╭──

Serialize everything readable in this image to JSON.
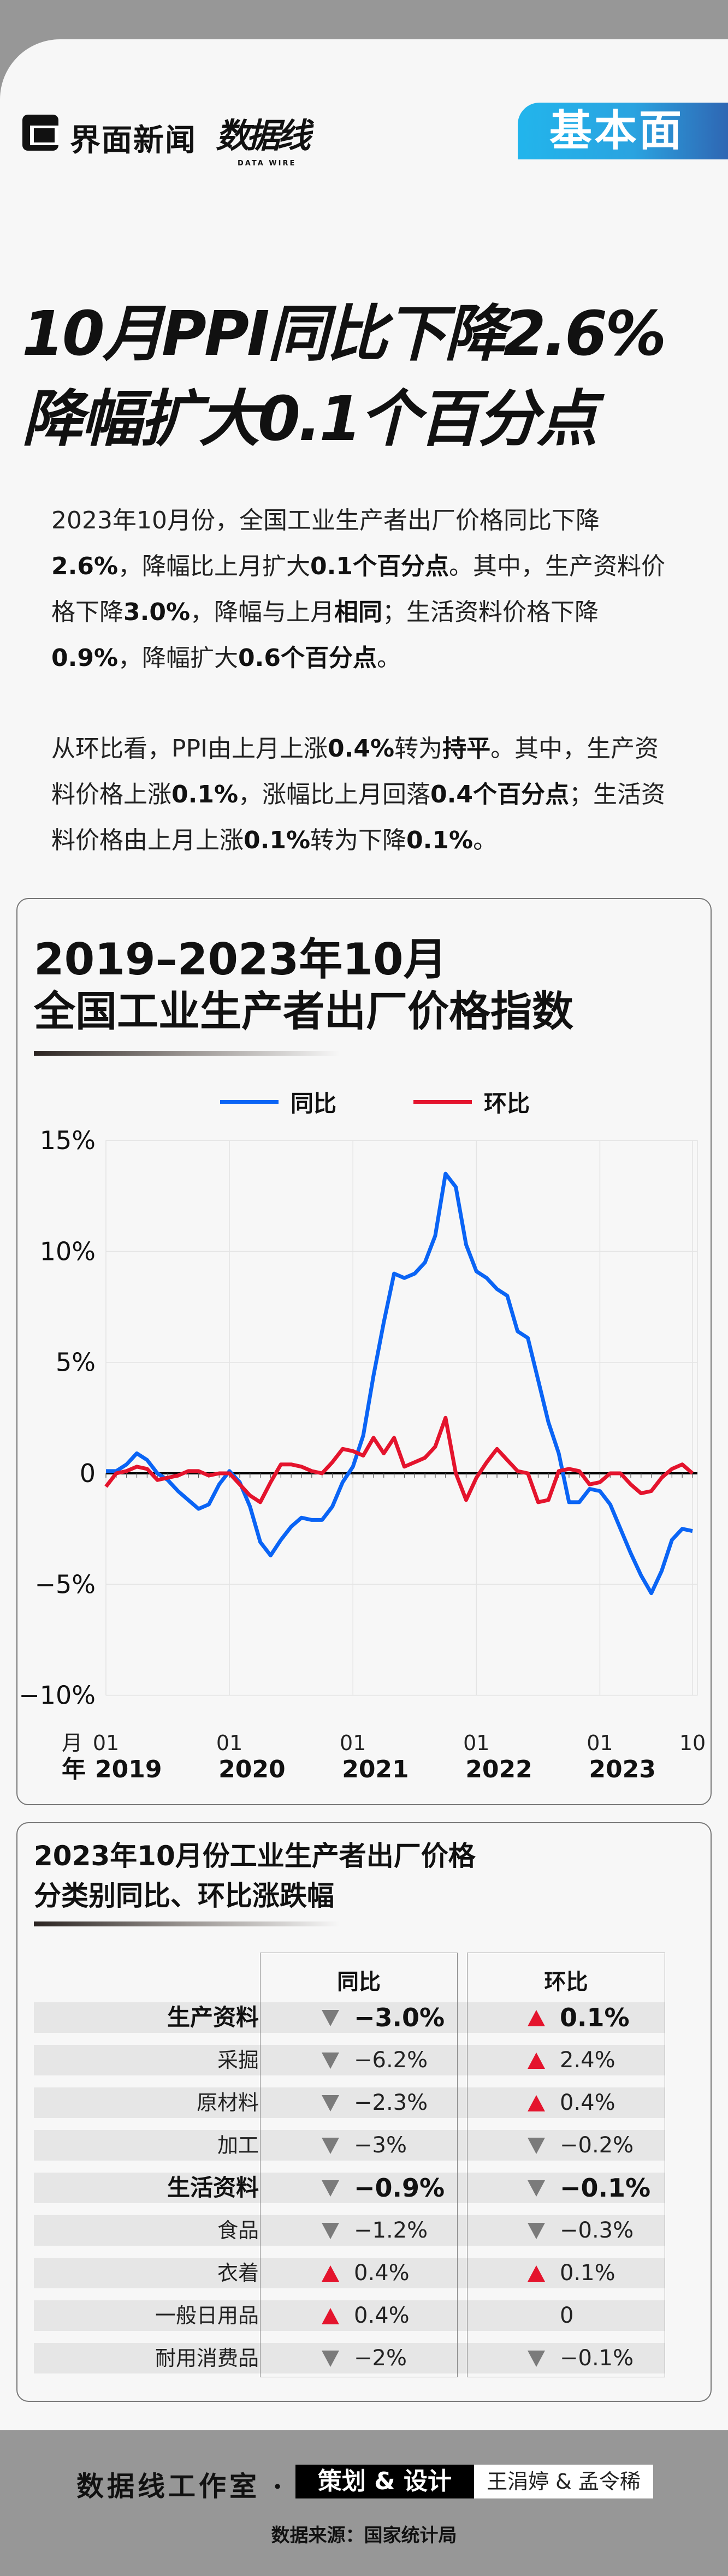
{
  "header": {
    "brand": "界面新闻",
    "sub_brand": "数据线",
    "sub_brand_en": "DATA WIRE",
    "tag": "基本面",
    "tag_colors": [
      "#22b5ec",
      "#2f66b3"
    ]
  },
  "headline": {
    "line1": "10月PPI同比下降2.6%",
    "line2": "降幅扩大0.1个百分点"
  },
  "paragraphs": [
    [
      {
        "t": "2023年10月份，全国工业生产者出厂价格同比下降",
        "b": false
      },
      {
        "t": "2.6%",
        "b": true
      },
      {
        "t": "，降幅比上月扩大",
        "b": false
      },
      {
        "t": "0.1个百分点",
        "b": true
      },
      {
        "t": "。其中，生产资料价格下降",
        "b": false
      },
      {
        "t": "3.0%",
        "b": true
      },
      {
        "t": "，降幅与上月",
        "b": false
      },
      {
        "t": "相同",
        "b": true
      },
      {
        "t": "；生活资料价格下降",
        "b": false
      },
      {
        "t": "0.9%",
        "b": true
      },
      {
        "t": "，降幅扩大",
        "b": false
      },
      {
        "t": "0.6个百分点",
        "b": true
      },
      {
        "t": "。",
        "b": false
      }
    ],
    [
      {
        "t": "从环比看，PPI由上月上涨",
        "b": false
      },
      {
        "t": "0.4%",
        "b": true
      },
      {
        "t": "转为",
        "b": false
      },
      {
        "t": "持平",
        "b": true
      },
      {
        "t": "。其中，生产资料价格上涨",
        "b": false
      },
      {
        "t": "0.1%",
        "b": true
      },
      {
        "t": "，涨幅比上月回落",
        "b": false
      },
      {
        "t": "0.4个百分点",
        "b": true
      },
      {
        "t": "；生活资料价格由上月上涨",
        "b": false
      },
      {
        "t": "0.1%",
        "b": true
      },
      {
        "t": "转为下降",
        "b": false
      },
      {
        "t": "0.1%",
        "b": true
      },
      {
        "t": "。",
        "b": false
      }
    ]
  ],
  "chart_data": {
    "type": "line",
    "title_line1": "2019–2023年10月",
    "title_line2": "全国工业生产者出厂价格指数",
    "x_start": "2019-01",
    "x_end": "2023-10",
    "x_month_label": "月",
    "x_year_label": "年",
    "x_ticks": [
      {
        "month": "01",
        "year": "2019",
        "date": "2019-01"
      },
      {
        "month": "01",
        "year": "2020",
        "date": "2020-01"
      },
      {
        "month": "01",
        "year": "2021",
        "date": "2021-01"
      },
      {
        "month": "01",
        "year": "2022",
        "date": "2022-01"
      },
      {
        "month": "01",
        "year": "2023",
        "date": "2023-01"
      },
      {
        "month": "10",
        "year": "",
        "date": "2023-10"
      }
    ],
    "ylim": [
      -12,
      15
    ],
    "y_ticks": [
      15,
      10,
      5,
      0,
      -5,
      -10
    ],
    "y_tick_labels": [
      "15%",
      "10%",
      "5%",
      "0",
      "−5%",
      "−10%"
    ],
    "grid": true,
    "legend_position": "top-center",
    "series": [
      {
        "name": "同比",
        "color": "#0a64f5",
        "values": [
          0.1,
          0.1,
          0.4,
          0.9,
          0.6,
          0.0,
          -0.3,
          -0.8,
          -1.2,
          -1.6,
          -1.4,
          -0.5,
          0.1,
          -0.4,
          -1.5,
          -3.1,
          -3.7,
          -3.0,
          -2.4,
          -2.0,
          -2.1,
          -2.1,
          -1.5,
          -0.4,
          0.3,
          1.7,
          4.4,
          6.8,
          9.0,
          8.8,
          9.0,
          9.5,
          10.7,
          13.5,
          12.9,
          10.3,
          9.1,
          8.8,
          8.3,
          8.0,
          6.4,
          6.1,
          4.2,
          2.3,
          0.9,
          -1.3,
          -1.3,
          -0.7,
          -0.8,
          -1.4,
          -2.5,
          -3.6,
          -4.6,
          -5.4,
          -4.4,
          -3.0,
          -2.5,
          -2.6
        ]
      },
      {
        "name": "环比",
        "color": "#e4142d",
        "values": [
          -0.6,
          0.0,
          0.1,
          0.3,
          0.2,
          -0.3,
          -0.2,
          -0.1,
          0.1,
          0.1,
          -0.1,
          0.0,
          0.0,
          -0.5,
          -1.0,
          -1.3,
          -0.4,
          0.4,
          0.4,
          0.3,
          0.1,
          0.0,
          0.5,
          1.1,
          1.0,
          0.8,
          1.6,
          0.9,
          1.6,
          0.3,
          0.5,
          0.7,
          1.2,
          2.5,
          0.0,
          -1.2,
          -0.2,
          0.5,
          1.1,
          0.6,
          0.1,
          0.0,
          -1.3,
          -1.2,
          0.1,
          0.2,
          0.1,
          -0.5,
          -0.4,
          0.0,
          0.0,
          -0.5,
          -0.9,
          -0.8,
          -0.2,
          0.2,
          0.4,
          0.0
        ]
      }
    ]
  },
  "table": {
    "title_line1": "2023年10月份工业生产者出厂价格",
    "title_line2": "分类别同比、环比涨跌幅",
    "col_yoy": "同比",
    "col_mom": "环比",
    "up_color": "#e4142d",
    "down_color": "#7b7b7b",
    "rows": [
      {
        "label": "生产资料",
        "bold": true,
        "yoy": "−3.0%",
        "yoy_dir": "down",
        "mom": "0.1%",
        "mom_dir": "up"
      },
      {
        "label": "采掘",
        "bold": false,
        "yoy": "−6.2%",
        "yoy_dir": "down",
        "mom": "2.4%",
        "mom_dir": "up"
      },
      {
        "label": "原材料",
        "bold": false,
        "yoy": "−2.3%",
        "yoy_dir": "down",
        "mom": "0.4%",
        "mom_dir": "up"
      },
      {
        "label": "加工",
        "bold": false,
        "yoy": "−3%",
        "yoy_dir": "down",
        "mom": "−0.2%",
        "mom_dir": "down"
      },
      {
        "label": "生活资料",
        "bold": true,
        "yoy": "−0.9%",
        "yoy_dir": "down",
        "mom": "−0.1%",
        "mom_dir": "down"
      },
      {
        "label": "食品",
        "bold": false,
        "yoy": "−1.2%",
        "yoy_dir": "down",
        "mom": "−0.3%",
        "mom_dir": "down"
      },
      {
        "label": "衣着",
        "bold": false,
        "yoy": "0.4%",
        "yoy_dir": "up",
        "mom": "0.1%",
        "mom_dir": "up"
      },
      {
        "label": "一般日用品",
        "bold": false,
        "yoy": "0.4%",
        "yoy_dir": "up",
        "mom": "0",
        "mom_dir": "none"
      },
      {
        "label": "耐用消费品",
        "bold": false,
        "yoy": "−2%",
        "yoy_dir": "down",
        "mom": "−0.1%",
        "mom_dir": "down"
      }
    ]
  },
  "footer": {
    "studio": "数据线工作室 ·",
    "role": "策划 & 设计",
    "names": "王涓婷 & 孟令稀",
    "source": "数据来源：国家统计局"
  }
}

╰──
╭──

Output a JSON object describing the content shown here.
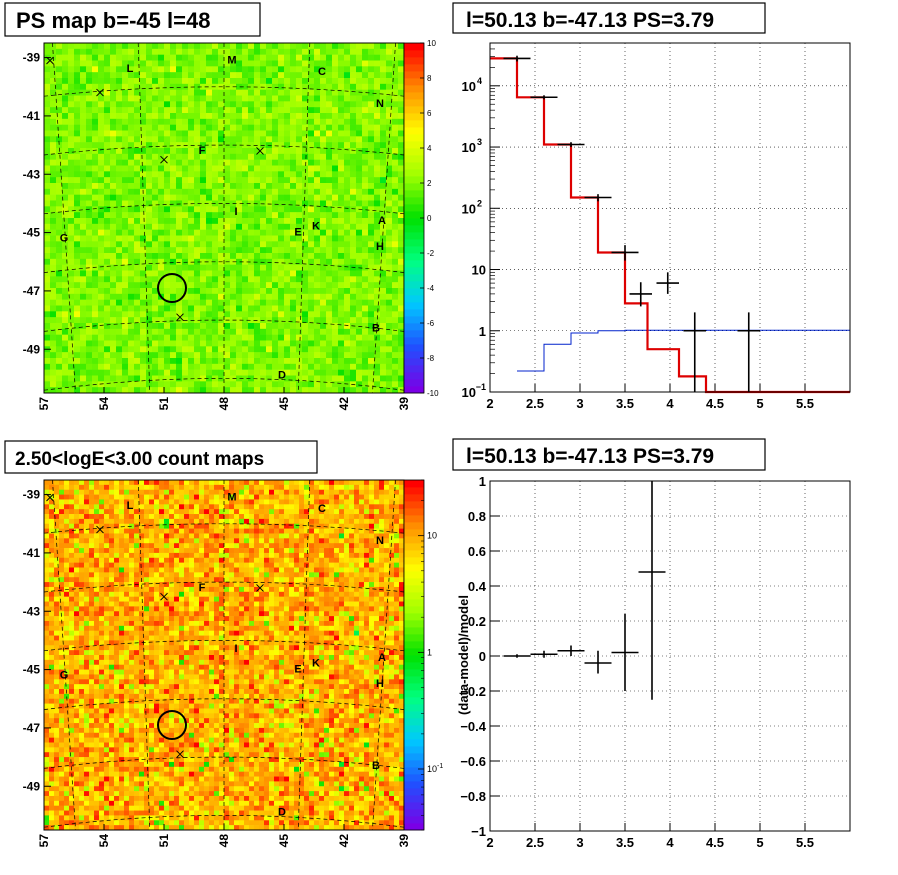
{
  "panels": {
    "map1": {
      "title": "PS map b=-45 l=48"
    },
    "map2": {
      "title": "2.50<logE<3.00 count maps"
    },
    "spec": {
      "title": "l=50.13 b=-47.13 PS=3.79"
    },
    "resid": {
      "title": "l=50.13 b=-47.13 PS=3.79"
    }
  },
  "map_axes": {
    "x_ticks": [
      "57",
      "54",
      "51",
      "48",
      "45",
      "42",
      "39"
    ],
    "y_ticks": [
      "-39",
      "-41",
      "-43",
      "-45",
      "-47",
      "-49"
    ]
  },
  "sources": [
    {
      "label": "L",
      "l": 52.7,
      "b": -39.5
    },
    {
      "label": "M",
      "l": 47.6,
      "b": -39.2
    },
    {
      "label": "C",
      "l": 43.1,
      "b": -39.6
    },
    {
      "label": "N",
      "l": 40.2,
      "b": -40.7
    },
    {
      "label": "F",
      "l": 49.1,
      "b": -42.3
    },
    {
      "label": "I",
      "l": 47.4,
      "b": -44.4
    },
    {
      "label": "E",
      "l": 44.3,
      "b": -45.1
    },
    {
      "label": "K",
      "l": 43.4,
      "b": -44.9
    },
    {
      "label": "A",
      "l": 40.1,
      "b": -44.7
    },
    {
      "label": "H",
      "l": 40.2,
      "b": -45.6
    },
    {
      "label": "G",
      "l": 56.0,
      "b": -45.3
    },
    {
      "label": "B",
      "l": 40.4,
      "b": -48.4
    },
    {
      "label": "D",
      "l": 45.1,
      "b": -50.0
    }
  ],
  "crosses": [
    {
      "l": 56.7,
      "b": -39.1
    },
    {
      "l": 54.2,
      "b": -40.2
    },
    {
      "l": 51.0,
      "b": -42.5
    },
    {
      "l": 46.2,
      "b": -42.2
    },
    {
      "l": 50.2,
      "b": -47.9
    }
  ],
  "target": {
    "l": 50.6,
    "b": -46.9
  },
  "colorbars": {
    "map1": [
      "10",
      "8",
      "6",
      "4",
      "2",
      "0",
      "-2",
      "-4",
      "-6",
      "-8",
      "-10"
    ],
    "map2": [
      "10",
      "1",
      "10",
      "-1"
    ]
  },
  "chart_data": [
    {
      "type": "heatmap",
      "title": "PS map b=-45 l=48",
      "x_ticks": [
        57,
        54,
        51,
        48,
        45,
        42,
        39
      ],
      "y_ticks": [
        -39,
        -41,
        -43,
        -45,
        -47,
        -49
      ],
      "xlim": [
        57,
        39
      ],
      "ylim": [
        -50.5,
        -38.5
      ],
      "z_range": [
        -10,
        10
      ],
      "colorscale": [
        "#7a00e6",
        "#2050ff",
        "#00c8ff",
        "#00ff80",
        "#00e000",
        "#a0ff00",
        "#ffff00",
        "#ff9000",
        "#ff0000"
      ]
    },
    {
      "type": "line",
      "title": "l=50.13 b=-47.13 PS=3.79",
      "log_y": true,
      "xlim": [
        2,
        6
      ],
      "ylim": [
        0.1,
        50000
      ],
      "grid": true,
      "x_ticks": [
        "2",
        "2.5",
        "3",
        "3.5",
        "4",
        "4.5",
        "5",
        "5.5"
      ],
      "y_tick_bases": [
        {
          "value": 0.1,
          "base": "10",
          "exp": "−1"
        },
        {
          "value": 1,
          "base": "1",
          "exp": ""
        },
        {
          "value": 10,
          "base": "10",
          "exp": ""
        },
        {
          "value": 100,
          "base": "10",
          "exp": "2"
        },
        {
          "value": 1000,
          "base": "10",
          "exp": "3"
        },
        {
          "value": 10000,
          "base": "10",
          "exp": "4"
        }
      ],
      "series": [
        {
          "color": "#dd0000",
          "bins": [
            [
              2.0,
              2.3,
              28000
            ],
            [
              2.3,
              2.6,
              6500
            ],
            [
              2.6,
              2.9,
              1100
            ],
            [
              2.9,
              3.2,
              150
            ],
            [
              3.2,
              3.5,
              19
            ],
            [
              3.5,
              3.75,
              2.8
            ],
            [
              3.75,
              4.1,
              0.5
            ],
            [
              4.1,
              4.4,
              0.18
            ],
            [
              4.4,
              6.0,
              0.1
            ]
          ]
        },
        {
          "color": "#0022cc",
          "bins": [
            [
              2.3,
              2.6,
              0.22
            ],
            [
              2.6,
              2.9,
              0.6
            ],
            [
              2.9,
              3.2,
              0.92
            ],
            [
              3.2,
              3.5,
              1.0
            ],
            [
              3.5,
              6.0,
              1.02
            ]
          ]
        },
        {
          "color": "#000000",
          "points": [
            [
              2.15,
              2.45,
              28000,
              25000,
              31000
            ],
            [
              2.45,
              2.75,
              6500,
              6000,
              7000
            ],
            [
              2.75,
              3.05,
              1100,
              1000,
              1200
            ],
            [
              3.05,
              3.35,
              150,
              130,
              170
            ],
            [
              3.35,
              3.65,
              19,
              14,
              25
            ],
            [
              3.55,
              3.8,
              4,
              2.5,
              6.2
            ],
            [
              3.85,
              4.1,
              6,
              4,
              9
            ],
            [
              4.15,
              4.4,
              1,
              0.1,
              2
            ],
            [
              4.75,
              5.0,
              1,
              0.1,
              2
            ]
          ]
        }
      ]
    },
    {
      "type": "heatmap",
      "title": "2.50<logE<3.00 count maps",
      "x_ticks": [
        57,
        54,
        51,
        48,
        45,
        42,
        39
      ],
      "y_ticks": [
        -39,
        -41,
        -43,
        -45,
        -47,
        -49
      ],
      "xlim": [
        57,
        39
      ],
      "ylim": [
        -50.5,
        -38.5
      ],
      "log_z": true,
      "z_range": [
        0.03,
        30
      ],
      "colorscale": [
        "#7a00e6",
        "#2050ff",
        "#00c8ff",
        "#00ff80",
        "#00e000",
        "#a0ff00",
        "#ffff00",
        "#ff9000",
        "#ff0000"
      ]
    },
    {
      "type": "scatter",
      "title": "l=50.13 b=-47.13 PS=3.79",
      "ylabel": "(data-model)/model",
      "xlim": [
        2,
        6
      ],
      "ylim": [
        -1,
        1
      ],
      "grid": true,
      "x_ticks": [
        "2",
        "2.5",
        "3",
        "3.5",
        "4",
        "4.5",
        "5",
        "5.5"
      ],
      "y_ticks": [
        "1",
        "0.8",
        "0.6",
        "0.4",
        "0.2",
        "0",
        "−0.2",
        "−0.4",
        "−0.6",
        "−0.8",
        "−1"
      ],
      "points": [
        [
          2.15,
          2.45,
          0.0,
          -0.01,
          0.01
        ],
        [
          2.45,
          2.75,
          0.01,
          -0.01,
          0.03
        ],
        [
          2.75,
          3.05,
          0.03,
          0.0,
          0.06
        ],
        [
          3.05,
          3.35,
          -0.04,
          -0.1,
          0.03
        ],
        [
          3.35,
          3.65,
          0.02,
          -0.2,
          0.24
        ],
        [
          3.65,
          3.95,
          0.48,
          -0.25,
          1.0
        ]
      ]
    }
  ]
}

╰──

Task statement ::
Work out how many lines of the data hold the string "logE". Reply with that number alone.

Written solution ::
2